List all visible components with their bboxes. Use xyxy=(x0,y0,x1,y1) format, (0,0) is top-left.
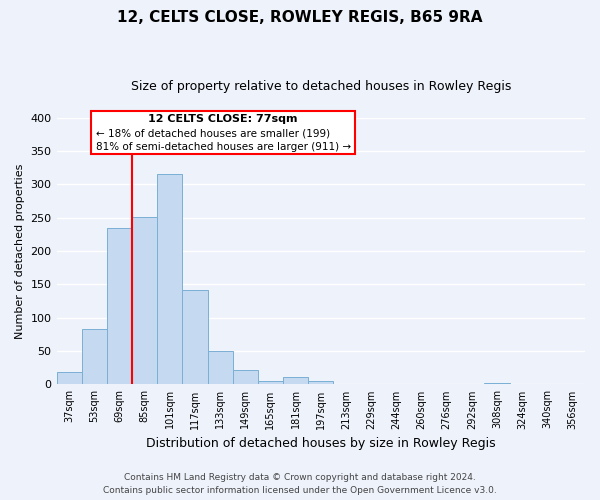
Text: ← 18% of detached houses are smaller (199): ← 18% of detached houses are smaller (19… xyxy=(96,128,331,138)
Text: 12 CELTS CLOSE: 77sqm: 12 CELTS CLOSE: 77sqm xyxy=(148,114,298,124)
Bar xyxy=(283,377,308,384)
Bar xyxy=(56,372,82,384)
Bar xyxy=(258,381,283,384)
Bar xyxy=(484,383,509,384)
Bar xyxy=(82,329,107,384)
Bar xyxy=(308,381,334,384)
Text: 12, CELTS CLOSE, ROWLEY REGIS, B65 9RA: 12, CELTS CLOSE, ROWLEY REGIS, B65 9RA xyxy=(117,10,483,25)
Bar xyxy=(208,351,233,384)
Title: Size of property relative to detached houses in Rowley Regis: Size of property relative to detached ho… xyxy=(131,80,511,93)
Bar xyxy=(233,370,258,384)
Bar xyxy=(132,217,157,384)
Bar xyxy=(182,290,208,384)
X-axis label: Distribution of detached houses by size in Rowley Regis: Distribution of detached houses by size … xyxy=(146,437,496,450)
Bar xyxy=(107,228,132,384)
Text: Contains HM Land Registry data © Crown copyright and database right 2024.
Contai: Contains HM Land Registry data © Crown c… xyxy=(103,474,497,495)
Text: 81% of semi-detached houses are larger (911) →: 81% of semi-detached houses are larger (… xyxy=(96,142,352,152)
Bar xyxy=(157,174,182,384)
FancyBboxPatch shape xyxy=(91,111,355,154)
Y-axis label: Number of detached properties: Number of detached properties xyxy=(15,164,25,339)
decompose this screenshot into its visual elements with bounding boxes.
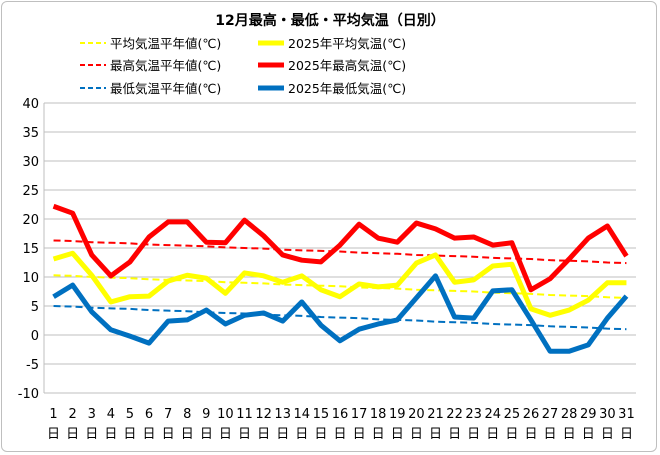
chart-title: 12月最高・最低・平均気温（日別） — [215, 12, 444, 29]
legend-label: 最高気温平年値(℃) — [110, 58, 221, 73]
x-tick-label: 18 — [370, 407, 387, 422]
x-tick-unit: 日 — [620, 427, 633, 442]
x-tick-unit: 日 — [601, 427, 614, 442]
y-tick-label: -10 — [18, 387, 39, 402]
x-tick-unit: 日 — [181, 427, 194, 442]
x-tick-unit: 日 — [257, 427, 270, 442]
x-tick-unit: 日 — [448, 427, 461, 442]
y-tick-label: 5 — [31, 300, 39, 315]
x-tick-unit: 日 — [295, 427, 308, 442]
x-tick-label: 30 — [599, 407, 616, 422]
x-tick-unit: 日 — [104, 427, 117, 442]
x-tick-unit: 日 — [47, 427, 60, 442]
x-tick-label: 20 — [408, 407, 425, 422]
x-tick-label: 17 — [351, 407, 368, 422]
legend-label: 平均気温平年値(℃) — [110, 36, 221, 51]
x-tick-unit: 日 — [200, 427, 213, 442]
x-tick-label: 21 — [427, 407, 444, 422]
x-tick-label: 5 — [126, 407, 134, 422]
x-tick-unit: 日 — [505, 427, 518, 442]
x-tick-unit: 日 — [372, 427, 385, 442]
x-tick-label: 13 — [274, 407, 291, 422]
legend-label: 2025年平均気温(℃) — [288, 36, 406, 51]
x-tick-unit: 日 — [238, 427, 251, 442]
x-tick-unit: 日 — [391, 427, 404, 442]
series-line-1 — [52, 250, 627, 318]
x-tick-label: 29 — [580, 407, 597, 422]
series-line-0 — [53, 274, 627, 299]
y-tick-label: 25 — [22, 184, 39, 199]
x-tick-unit: 日 — [219, 427, 232, 442]
x-tick-unit: 日 — [276, 427, 289, 442]
x-tick-label: 6 — [145, 407, 153, 422]
x-tick-unit: 日 — [544, 427, 557, 442]
x-tick-label: 7 — [164, 407, 172, 422]
y-tick-label: -5 — [26, 358, 39, 373]
series-line-2 — [53, 239, 627, 265]
x-tick-unit: 日 — [410, 427, 423, 442]
x-tick-label: 23 — [465, 407, 482, 422]
x-tick-label: 31 — [618, 407, 635, 422]
y-tick-label: 15 — [22, 242, 39, 257]
x-tick-label: 22 — [446, 407, 463, 422]
y-tick-label: 40 — [22, 97, 39, 112]
x-tick-label: 14 — [294, 407, 311, 422]
x-tick-unit: 日 — [123, 427, 136, 442]
x-tick-unit: 日 — [333, 427, 346, 442]
x-tick-unit: 日 — [429, 427, 442, 442]
x-tick-label: 12 — [255, 407, 272, 422]
series-line-5 — [52, 273, 629, 354]
x-tick-label: 1 — [49, 407, 57, 422]
x-tick-label: 11 — [236, 407, 253, 422]
x-tick-unit: 日 — [85, 427, 98, 442]
y-tick-label: 20 — [22, 213, 39, 228]
x-tick-label: 15 — [313, 407, 330, 422]
y-tick-label: 35 — [22, 126, 39, 141]
x-tick-unit: 日 — [314, 427, 327, 442]
series-line-3 — [52, 203, 629, 293]
x-tick-label: 9 — [202, 407, 210, 422]
x-tick-unit: 日 — [467, 427, 480, 442]
x-tick-label: 8 — [183, 407, 191, 422]
x-tick-unit: 日 — [143, 427, 156, 442]
x-tick-label: 10 — [217, 407, 234, 422]
x-tick-label: 26 — [523, 407, 540, 422]
legend-label: 最低気温平年値(℃) — [110, 81, 221, 96]
y-tick-label: 10 — [22, 271, 39, 286]
x-tick-label: 24 — [485, 407, 502, 422]
y-tick-label: 30 — [22, 155, 39, 170]
series-line-4 — [53, 305, 627, 331]
x-tick-label: 4 — [107, 407, 115, 422]
x-tick-label: 28 — [561, 407, 578, 422]
x-tick-label: 2 — [69, 407, 77, 422]
x-tick-unit: 日 — [582, 427, 595, 442]
x-tick-unit: 日 — [66, 427, 79, 442]
legend-label: 2025年最高気温(℃) — [288, 58, 406, 73]
x-tick-label: 3 — [88, 407, 96, 422]
x-tick-unit: 日 — [353, 427, 366, 442]
y-tick-label: 0 — [31, 329, 39, 344]
x-tick-label: 25 — [504, 407, 521, 422]
x-tick-unit: 日 — [563, 427, 576, 442]
x-tick-unit: 日 — [486, 427, 499, 442]
x-tick-unit: 日 — [524, 427, 537, 442]
x-tick-label: 27 — [542, 407, 559, 422]
x-tick-unit: 日 — [162, 427, 175, 442]
x-tick-label: 16 — [332, 407, 349, 422]
x-tick-label: 19 — [389, 407, 406, 422]
legend-label: 2025年最低気温(℃) — [288, 81, 406, 96]
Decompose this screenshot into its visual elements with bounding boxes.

**GIVEN PROBLEM:** Copy every line of the listing above verbatim, omitting the pictures.

**THE RESULT:**
List all visible components with their bboxes. Use xyxy=(x0,y0,x1,y1) format, (0,0) is top-left.
Text: ← 18% of detached houses are smaller (199): ← 18% of detached houses are smaller (19… xyxy=(96,128,331,138)
Text: 12 CELTS CLOSE: 77sqm: 12 CELTS CLOSE: 77sqm xyxy=(148,114,298,124)
Bar xyxy=(283,377,308,384)
Bar xyxy=(56,372,82,384)
Bar xyxy=(258,381,283,384)
Bar xyxy=(484,383,509,384)
Bar xyxy=(82,329,107,384)
Bar xyxy=(308,381,334,384)
Text: 12, CELTS CLOSE, ROWLEY REGIS, B65 9RA: 12, CELTS CLOSE, ROWLEY REGIS, B65 9RA xyxy=(117,10,483,25)
Bar xyxy=(208,351,233,384)
Title: Size of property relative to detached houses in Rowley Regis: Size of property relative to detached ho… xyxy=(131,80,511,93)
Bar xyxy=(233,370,258,384)
Bar xyxy=(132,217,157,384)
Bar xyxy=(182,290,208,384)
X-axis label: Distribution of detached houses by size in Rowley Regis: Distribution of detached houses by size … xyxy=(146,437,496,450)
Bar xyxy=(107,228,132,384)
Text: Contains HM Land Registry data © Crown copyright and database right 2024.
Contai: Contains HM Land Registry data © Crown c… xyxy=(103,474,497,495)
Text: 81% of semi-detached houses are larger (911) →: 81% of semi-detached houses are larger (… xyxy=(96,142,352,152)
Bar xyxy=(157,174,182,384)
FancyBboxPatch shape xyxy=(91,111,355,154)
Y-axis label: Number of detached properties: Number of detached properties xyxy=(15,164,25,339)
decompose this screenshot into its visual elements with bounding boxes.
chart-title: 12月最高・最低・平均気温（日別） — [215, 12, 444, 29]
legend-label: 最高気温平年値(℃) — [110, 58, 221, 73]
x-tick-label: 18 — [370, 407, 387, 422]
x-tick-unit: 日 — [620, 427, 633, 442]
x-tick-unit: 日 — [601, 427, 614, 442]
y-tick-label: -10 — [18, 387, 39, 402]
x-tick-unit: 日 — [181, 427, 194, 442]
x-tick-unit: 日 — [257, 427, 270, 442]
x-tick-unit: 日 — [448, 427, 461, 442]
y-tick-label: 5 — [31, 300, 39, 315]
x-tick-unit: 日 — [295, 427, 308, 442]
x-tick-label: 30 — [599, 407, 616, 422]
x-tick-unit: 日 — [104, 427, 117, 442]
x-tick-unit: 日 — [47, 427, 60, 442]
x-tick-label: 20 — [408, 407, 425, 422]
x-tick-label: 17 — [351, 407, 368, 422]
legend-label: 平均気温平年値(℃) — [110, 36, 221, 51]
x-tick-unit: 日 — [200, 427, 213, 442]
x-tick-label: 21 — [427, 407, 444, 422]
x-tick-label: 5 — [126, 407, 134, 422]
x-tick-unit: 日 — [505, 427, 518, 442]
x-tick-unit: 日 — [372, 427, 385, 442]
x-tick-label: 13 — [274, 407, 291, 422]
legend-label: 2025年平均気温(℃) — [288, 36, 406, 51]
x-tick-unit: 日 — [238, 427, 251, 442]
x-tick-unit: 日 — [391, 427, 404, 442]
series-line-1 — [52, 250, 627, 318]
x-tick-label: 29 — [580, 407, 597, 422]
series-line-0 — [53, 274, 627, 299]
y-tick-label: 25 — [22, 184, 39, 199]
x-tick-unit: 日 — [219, 427, 232, 442]
x-tick-unit: 日 — [276, 427, 289, 442]
x-tick-label: 6 — [145, 407, 153, 422]
x-tick-unit: 日 — [544, 427, 557, 442]
x-tick-label: 7 — [164, 407, 172, 422]
y-tick-label: -5 — [26, 358, 39, 373]
series-line-2 — [53, 239, 627, 265]
x-tick-unit: 日 — [410, 427, 423, 442]
x-tick-label: 23 — [465, 407, 482, 422]
x-tick-label: 31 — [618, 407, 635, 422]
y-tick-label: 15 — [22, 242, 39, 257]
x-tick-label: 22 — [446, 407, 463, 422]
y-tick-label: 40 — [22, 97, 39, 112]
x-tick-label: 14 — [294, 407, 311, 422]
x-tick-unit: 日 — [123, 427, 136, 442]
x-tick-unit: 日 — [333, 427, 346, 442]
x-tick-unit: 日 — [429, 427, 442, 442]
x-tick-label: 12 — [255, 407, 272, 422]
series-line-5 — [52, 273, 629, 354]
x-tick-label: 1 — [49, 407, 57, 422]
x-tick-label: 11 — [236, 407, 253, 422]
x-tick-unit: 日 — [85, 427, 98, 442]
y-tick-label: 20 — [22, 213, 39, 228]
x-tick-label: 15 — [313, 407, 330, 422]
y-tick-label: 35 — [22, 126, 39, 141]
x-tick-unit: 日 — [314, 427, 327, 442]
series-line-3 — [52, 203, 629, 293]
x-tick-label: 9 — [202, 407, 210, 422]
x-tick-unit: 日 — [467, 427, 480, 442]
x-tick-label: 8 — [183, 407, 191, 422]
x-tick-unit: 日 — [143, 427, 156, 442]
x-tick-label: 10 — [217, 407, 234, 422]
x-tick-label: 26 — [523, 407, 540, 422]
legend-label: 最低気温平年値(℃) — [110, 81, 221, 96]
y-tick-label: 10 — [22, 271, 39, 286]
x-tick-label: 24 — [485, 407, 502, 422]
y-tick-label: 30 — [22, 155, 39, 170]
series-line-4 — [53, 305, 627, 331]
x-tick-label: 4 — [107, 407, 115, 422]
x-tick-label: 28 — [561, 407, 578, 422]
x-tick-label: 2 — [69, 407, 77, 422]
x-tick-unit: 日 — [582, 427, 595, 442]
x-tick-unit: 日 — [66, 427, 79, 442]
legend-label: 2025年最高気温(℃) — [288, 58, 406, 73]
x-tick-label: 3 — [88, 407, 96, 422]
x-tick-unit: 日 — [353, 427, 366, 442]
y-tick-label: 0 — [31, 329, 39, 344]
x-tick-label: 25 — [504, 407, 521, 422]
x-tick-unit: 日 — [563, 427, 576, 442]
x-tick-unit: 日 — [486, 427, 499, 442]
x-tick-unit: 日 — [524, 427, 537, 442]
x-tick-label: 27 — [542, 407, 559, 422]
x-tick-unit: 日 — [162, 427, 175, 442]
x-tick-label: 16 — [332, 407, 349, 422]
x-tick-label: 19 — [389, 407, 406, 422]
legend-label: 2025年最低気温(℃) — [288, 81, 406, 96]
Decompose this screenshot into its visual elements with bounding boxes.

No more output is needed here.